▶ [Stated task]:
Gather the lines from the material that contain "page".

▶ [Input rows]:
━━━━━━━━━━━━━━━━

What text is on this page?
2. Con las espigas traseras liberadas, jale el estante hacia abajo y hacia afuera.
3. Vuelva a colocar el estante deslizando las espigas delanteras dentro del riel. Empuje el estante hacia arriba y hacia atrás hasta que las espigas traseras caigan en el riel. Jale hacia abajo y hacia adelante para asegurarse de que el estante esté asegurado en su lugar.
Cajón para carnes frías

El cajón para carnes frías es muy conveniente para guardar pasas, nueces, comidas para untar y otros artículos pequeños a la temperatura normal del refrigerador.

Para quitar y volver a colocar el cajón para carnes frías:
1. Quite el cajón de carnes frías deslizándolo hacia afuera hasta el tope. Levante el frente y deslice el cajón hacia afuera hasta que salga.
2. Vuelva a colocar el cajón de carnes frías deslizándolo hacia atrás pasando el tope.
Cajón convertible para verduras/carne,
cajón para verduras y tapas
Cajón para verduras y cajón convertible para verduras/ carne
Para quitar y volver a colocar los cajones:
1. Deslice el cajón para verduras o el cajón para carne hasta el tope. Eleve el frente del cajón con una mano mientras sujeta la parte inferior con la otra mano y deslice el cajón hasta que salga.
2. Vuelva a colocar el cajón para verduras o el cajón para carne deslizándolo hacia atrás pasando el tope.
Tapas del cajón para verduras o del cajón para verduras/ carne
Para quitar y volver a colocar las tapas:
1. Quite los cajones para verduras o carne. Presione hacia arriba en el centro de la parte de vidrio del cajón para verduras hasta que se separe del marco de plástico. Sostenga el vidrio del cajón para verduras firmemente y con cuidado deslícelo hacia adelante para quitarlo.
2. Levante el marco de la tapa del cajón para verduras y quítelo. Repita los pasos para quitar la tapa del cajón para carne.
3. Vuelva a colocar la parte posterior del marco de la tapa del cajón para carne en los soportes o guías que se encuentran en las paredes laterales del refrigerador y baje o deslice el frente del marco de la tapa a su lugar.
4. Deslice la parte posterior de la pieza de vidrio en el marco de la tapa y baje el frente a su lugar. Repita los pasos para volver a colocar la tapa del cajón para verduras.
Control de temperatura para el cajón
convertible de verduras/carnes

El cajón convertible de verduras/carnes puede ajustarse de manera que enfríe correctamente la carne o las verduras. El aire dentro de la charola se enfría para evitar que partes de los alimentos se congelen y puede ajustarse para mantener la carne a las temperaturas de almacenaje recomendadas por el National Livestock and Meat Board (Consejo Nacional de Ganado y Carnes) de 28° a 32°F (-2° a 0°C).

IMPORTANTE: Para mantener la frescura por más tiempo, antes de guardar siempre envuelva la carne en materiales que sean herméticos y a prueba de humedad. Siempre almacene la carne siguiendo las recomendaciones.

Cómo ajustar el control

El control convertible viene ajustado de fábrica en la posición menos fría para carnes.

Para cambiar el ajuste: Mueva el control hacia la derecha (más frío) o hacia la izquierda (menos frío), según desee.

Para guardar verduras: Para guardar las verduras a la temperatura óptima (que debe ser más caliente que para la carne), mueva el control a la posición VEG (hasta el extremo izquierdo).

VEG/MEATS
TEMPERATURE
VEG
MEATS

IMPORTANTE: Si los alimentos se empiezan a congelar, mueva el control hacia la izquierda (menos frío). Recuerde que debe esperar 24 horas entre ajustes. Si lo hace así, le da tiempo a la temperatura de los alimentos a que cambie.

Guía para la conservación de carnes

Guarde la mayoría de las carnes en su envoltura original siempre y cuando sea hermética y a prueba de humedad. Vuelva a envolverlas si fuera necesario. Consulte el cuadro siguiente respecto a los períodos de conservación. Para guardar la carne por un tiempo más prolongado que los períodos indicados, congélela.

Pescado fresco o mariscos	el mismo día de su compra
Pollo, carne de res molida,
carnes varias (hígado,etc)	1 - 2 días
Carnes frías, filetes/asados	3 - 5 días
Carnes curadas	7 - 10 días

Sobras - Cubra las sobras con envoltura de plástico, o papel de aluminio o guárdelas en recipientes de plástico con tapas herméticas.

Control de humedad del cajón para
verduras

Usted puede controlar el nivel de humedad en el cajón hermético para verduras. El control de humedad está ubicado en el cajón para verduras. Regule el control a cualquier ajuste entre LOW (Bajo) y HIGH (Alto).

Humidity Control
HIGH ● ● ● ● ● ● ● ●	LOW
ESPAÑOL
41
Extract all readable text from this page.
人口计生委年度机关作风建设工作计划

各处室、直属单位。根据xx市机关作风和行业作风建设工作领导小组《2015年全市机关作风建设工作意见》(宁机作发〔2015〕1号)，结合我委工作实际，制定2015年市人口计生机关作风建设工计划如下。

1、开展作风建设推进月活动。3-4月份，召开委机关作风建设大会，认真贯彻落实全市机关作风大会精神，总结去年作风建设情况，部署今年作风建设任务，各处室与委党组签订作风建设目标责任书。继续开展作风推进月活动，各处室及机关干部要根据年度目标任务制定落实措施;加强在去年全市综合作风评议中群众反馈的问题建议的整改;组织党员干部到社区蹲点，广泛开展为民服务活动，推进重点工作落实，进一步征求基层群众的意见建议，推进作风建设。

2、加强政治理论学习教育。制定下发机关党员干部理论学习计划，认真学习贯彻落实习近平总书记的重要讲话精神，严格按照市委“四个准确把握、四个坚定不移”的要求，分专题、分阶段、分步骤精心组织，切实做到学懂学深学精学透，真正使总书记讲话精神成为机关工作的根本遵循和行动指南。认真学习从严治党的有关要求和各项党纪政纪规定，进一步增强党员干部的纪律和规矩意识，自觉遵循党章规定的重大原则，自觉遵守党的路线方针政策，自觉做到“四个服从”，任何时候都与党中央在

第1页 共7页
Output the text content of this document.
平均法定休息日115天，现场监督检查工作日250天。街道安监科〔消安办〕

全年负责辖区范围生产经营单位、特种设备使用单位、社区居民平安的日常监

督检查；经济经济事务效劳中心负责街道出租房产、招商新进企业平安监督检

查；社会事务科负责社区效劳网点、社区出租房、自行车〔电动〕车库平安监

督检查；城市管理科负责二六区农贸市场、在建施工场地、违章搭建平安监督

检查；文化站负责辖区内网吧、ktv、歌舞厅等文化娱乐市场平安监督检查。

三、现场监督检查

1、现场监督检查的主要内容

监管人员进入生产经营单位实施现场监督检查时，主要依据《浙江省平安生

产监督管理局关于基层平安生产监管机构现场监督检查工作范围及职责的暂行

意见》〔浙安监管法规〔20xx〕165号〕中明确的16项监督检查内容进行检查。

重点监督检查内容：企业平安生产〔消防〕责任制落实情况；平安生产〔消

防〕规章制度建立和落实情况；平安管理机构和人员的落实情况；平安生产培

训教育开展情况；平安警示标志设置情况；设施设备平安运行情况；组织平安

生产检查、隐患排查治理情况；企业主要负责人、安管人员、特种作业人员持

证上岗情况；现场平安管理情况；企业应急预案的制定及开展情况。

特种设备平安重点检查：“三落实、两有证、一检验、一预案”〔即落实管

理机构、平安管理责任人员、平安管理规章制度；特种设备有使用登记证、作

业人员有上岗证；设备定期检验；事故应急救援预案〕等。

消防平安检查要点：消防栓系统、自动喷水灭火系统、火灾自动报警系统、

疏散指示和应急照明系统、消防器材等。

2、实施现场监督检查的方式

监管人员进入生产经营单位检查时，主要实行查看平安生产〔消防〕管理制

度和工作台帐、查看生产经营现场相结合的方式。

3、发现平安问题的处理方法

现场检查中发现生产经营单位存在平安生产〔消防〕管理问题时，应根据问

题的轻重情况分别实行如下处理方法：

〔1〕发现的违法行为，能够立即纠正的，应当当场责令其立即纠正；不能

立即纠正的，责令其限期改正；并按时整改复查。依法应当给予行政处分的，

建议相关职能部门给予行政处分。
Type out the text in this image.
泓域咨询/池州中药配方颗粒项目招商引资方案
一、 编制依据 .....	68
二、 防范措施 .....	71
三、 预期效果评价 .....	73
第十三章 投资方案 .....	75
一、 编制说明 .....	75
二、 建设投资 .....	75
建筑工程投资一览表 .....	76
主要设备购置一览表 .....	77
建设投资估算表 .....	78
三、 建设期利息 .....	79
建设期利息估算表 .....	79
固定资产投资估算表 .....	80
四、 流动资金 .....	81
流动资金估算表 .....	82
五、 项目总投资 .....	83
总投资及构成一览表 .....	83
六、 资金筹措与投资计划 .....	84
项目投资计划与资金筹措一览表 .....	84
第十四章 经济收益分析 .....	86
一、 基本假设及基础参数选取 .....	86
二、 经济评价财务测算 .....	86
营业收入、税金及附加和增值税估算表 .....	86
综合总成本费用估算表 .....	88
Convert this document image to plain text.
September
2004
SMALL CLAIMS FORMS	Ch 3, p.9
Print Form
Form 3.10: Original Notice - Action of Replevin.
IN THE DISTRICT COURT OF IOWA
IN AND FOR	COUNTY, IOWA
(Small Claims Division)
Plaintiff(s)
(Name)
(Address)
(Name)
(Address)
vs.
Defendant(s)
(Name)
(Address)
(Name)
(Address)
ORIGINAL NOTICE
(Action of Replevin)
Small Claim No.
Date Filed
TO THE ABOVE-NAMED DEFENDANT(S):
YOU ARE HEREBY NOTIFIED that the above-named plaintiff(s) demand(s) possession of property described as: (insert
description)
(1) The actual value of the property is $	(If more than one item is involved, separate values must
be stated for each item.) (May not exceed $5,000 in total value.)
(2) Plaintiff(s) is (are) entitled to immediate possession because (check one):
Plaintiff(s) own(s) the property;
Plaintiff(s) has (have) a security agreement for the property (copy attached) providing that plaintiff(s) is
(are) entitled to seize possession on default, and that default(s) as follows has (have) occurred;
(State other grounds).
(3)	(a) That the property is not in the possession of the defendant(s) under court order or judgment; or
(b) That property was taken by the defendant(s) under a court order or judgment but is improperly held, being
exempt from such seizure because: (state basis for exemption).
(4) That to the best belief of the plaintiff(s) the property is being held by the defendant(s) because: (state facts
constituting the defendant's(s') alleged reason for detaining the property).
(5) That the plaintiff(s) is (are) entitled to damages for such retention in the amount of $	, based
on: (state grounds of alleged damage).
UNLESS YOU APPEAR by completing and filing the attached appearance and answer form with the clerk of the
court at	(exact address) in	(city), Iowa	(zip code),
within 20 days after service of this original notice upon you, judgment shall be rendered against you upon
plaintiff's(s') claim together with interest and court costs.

━━━━━━━━━━━━━━━━

▶ [Output]:
What text is on this page?
Extract all readable text from this page.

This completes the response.